> REQUIREMENTS
Copy every line of the material below, leaving out the pictures and changing nothing else.

> RECORDS FOR THIS EXERCISE
## start

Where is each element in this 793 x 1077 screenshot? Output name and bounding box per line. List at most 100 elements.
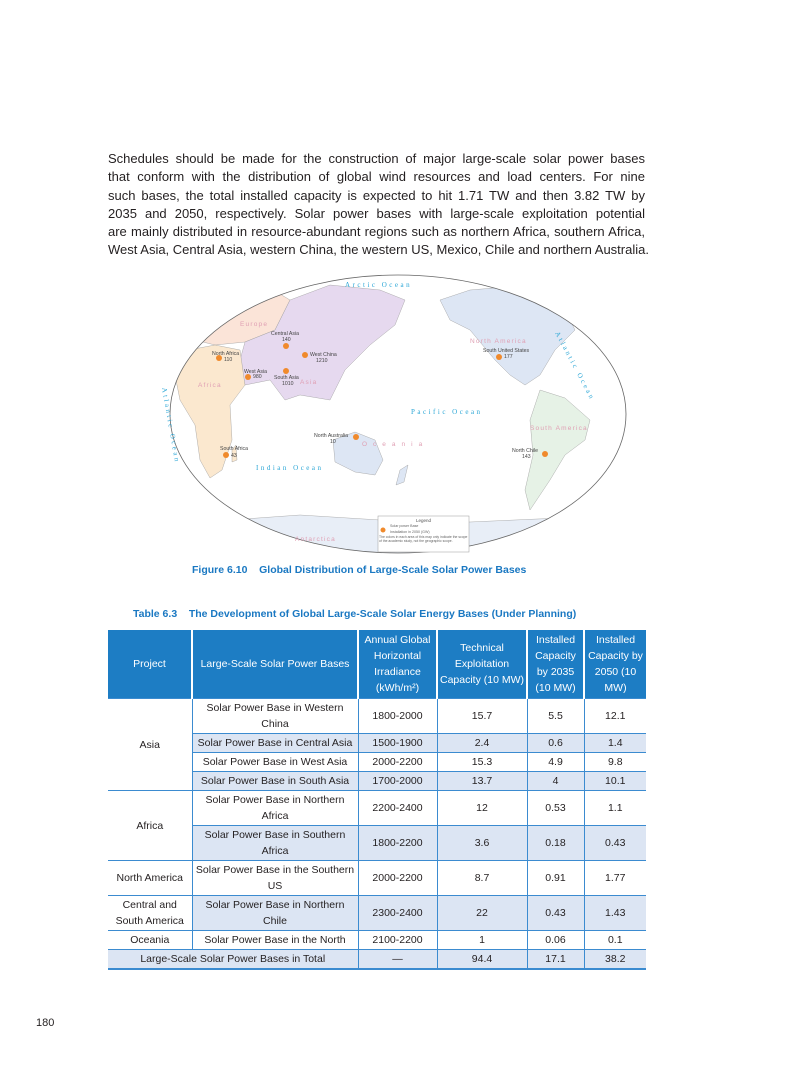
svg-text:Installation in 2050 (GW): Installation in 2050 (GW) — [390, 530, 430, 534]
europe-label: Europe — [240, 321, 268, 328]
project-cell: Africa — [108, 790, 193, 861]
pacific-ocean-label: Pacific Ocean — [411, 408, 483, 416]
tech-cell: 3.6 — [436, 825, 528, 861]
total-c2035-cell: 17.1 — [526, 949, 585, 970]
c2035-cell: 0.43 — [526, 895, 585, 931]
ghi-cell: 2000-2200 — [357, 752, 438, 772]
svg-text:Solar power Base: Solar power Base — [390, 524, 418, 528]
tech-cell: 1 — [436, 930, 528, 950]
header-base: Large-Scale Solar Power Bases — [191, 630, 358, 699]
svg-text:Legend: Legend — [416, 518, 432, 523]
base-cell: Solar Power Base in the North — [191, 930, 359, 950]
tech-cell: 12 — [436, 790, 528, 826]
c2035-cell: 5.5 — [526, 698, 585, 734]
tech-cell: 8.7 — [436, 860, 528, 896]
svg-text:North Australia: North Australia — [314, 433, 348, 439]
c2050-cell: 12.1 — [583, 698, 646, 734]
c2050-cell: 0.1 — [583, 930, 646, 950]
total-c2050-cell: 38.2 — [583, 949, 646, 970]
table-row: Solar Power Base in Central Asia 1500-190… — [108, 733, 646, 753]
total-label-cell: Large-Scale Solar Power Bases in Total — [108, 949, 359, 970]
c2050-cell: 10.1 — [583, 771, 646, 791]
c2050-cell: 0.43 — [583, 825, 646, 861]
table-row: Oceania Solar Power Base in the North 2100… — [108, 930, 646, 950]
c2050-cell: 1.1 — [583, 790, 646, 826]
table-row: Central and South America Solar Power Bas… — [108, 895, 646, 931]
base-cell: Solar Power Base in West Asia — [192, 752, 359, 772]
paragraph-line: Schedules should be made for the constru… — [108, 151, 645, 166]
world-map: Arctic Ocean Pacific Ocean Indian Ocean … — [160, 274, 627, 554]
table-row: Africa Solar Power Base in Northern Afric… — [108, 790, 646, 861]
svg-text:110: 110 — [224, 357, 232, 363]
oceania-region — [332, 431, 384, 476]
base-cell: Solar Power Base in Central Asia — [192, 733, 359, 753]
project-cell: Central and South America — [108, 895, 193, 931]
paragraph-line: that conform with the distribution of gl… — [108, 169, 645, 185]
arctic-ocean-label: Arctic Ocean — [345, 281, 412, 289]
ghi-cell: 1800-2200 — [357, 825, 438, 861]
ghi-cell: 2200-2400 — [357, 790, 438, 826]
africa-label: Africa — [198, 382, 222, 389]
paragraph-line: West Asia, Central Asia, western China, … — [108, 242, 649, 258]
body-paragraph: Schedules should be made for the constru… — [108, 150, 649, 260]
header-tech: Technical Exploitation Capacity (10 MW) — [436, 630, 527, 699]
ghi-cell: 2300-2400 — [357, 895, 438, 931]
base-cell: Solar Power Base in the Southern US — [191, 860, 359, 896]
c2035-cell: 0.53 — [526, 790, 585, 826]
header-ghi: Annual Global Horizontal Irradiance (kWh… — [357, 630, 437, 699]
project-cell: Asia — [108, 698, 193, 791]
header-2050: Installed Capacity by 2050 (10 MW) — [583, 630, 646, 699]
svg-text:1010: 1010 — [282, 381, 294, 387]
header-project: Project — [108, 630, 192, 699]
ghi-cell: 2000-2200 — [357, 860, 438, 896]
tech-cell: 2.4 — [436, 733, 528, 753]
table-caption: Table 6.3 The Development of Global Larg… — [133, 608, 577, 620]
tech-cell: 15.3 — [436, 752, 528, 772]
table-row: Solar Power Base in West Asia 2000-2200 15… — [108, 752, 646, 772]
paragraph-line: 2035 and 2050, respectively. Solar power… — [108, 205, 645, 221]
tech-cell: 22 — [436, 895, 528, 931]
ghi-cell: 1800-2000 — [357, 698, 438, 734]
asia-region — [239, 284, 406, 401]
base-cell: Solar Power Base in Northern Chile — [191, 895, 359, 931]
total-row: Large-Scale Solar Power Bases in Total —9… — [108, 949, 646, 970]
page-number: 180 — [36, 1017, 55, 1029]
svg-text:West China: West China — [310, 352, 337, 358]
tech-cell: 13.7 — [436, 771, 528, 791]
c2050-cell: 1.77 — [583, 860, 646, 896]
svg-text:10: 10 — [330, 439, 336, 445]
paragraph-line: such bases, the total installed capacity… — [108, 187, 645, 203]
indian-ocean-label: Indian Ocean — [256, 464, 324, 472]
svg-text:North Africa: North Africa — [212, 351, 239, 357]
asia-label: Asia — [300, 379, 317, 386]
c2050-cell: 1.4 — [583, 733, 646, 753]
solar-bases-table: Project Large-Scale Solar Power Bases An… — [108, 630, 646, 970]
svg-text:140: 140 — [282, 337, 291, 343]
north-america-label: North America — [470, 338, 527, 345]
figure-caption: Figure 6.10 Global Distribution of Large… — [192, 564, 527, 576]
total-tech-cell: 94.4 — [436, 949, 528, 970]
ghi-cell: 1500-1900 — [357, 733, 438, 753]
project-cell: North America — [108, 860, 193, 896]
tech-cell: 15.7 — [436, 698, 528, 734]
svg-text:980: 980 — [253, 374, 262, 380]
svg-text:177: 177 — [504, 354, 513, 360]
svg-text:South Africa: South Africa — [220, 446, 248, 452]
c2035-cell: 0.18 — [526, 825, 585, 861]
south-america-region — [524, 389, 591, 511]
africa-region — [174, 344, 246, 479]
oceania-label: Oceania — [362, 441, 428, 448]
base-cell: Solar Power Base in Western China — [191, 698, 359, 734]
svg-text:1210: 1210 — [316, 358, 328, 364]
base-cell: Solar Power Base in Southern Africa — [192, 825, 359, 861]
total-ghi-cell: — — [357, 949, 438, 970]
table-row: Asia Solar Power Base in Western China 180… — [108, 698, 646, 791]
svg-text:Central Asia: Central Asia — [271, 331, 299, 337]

## end

> IN RESPONSE
Where is each element in this 793 x 1077 screenshot? Output name and bounding box per line. List at most 100 elements.
svg-text:Installation in 2050 (GW): Installation in 2050 (GW) — [390, 530, 430, 534]
europe-label: Europe — [240, 321, 268, 328]
project-cell: Africa — [108, 790, 193, 861]
pacific-ocean-label: Pacific Ocean — [411, 408, 483, 416]
tech-cell: 3.6 — [436, 825, 528, 861]
total-c2035-cell: 17.1 — [526, 949, 585, 970]
c2035-cell: 0.43 — [526, 895, 585, 931]
ghi-cell: 2000-2200 — [357, 752, 438, 772]
svg-text:Solar power Base: Solar power Base — [390, 524, 418, 528]
tech-cell: 1 — [436, 930, 528, 950]
header-base: Large-Scale Solar Power Bases — [191, 630, 358, 699]
svg-text:Legend: Legend — [416, 518, 432, 523]
base-cell: Solar Power Base in the North — [191, 930, 359, 950]
tech-cell: 12 — [436, 790, 528, 826]
c2035-cell: 5.5 — [526, 698, 585, 734]
tech-cell: 8.7 — [436, 860, 528, 896]
svg-text:North Australia: North Australia — [314, 433, 348, 439]
c2050-cell: 12.1 — [583, 698, 646, 734]
c2050-cell: 0.1 — [583, 930, 646, 950]
total-c2050-cell: 38.2 — [583, 949, 646, 970]
table-row: Solar Power Base in Central Asia 1500-190… — [108, 733, 646, 753]
total-label-cell: Large-Scale Solar Power Bases in Total — [108, 949, 359, 970]
c2050-cell: 10.1 — [583, 771, 646, 791]
c2050-cell: 0.43 — [583, 825, 646, 861]
table-row: Oceania Solar Power Base in the North 2100… — [108, 930, 646, 950]
c2050-cell: 1.1 — [583, 790, 646, 826]
table-row: Central and South America Solar Power Bas… — [108, 895, 646, 931]
base-cell: Solar Power Base in West Asia — [192, 752, 359, 772]
paragraph-line: Schedules should be made for the constru… — [108, 151, 645, 166]
world-map: Arctic Ocean Pacific Ocean Indian Ocean … — [160, 274, 627, 554]
table-row: Africa Solar Power Base in Northern Afric… — [108, 790, 646, 861]
svg-text:110: 110 — [224, 357, 232, 363]
oceania-region — [332, 431, 384, 476]
base-cell: Solar Power Base in Central Asia — [192, 733, 359, 753]
project-cell: Central and South America — [108, 895, 193, 931]
paragraph-line: that conform with the distribution of gl… — [108, 169, 645, 185]
arctic-ocean-label: Arctic Ocean — [345, 281, 412, 289]
ghi-cell: 1800-2200 — [357, 825, 438, 861]
ghi-cell: 2200-2400 — [357, 790, 438, 826]
africa-label: Africa — [198, 382, 222, 389]
paragraph-line: West Asia, Central Asia, western China, … — [108, 242, 649, 258]
body-paragraph: Schedules should be made for the constru… — [108, 150, 649, 260]
header-tech: Technical Exploitation Capacity (10 MW) — [436, 630, 527, 699]
ghi-cell: 2300-2400 — [357, 895, 438, 931]
base-cell: Solar Power Base in the Southern US — [191, 860, 359, 896]
c2035-cell: 0.53 — [526, 790, 585, 826]
header-ghi: Annual Global Horizontal Irradiance (kWh… — [357, 630, 437, 699]
project-cell: Asia — [108, 698, 193, 791]
header-2050: Installed Capacity by 2050 (10 MW) — [583, 630, 646, 699]
svg-text:1010: 1010 — [282, 381, 294, 387]
header-project: Project — [108, 630, 192, 699]
ghi-cell: 2000-2200 — [357, 860, 438, 896]
tech-cell: 2.4 — [436, 733, 528, 753]
table-caption: Table 6.3 The Development of Global Larg… — [133, 608, 577, 620]
tech-cell: 15.3 — [436, 752, 528, 772]
table-row: Solar Power Base in West Asia 2000-2200 15… — [108, 752, 646, 772]
paragraph-line: 2035 and 2050, respectively. Solar power… — [108, 205, 645, 221]
tech-cell: 22 — [436, 895, 528, 931]
ghi-cell: 1800-2000 — [357, 698, 438, 734]
asia-region — [239, 284, 406, 401]
base-cell: Solar Power Base in Northern Chile — [191, 895, 359, 931]
total-row: Large-Scale Solar Power Bases in Total —9… — [108, 949, 646, 970]
page-number: 180 — [36, 1017, 55, 1029]
svg-text:West China: West China — [310, 352, 337, 358]
tech-cell: 13.7 — [436, 771, 528, 791]
c2050-cell: 1.77 — [583, 860, 646, 896]
svg-text:10: 10 — [330, 439, 336, 445]
paragraph-line: such bases, the total installed capacity… — [108, 187, 645, 203]
indian-ocean-label: Indian Ocean — [256, 464, 324, 472]
svg-text:North Africa: North Africa — [212, 351, 239, 357]
asia-label: Asia — [300, 379, 317, 386]
c2050-cell: 1.4 — [583, 733, 646, 753]
solar-bases-table: Project Large-Scale Solar Power Bases An… — [108, 630, 646, 970]
svg-text:140: 140 — [282, 337, 291, 343]
north-america-label: North America — [470, 338, 527, 345]
figure-caption: Figure 6.10 Global Distribution of Large… — [192, 564, 527, 576]
total-tech-cell: 94.4 — [436, 949, 528, 970]
ghi-cell: 1500-1900 — [357, 733, 438, 753]
project-cell: North America — [108, 860, 193, 896]
tech-cell: 15.7 — [436, 698, 528, 734]
svg-text:980: 980 — [253, 374, 262, 380]
svg-text:177: 177 — [504, 354, 513, 360]
svg-text:South Africa: South Africa — [220, 446, 248, 452]
c2035-cell: 0.18 — [526, 825, 585, 861]
south-america-region — [524, 389, 591, 511]
africa-region — [174, 344, 246, 479]
oceania-label: Oceania — [362, 441, 428, 448]
base-cell: Solar Power Base in Western China — [191, 698, 359, 734]
svg-text:1210: 1210 — [316, 358, 328, 364]
base-cell: Solar Power Base in Southern Africa — [192, 825, 359, 861]
total-ghi-cell: — — [357, 949, 438, 970]
table-row: Asia Solar Power Base in Western China 180… — [108, 698, 646, 791]
svg-text:Central Asia: Central Asia — [271, 331, 299, 337]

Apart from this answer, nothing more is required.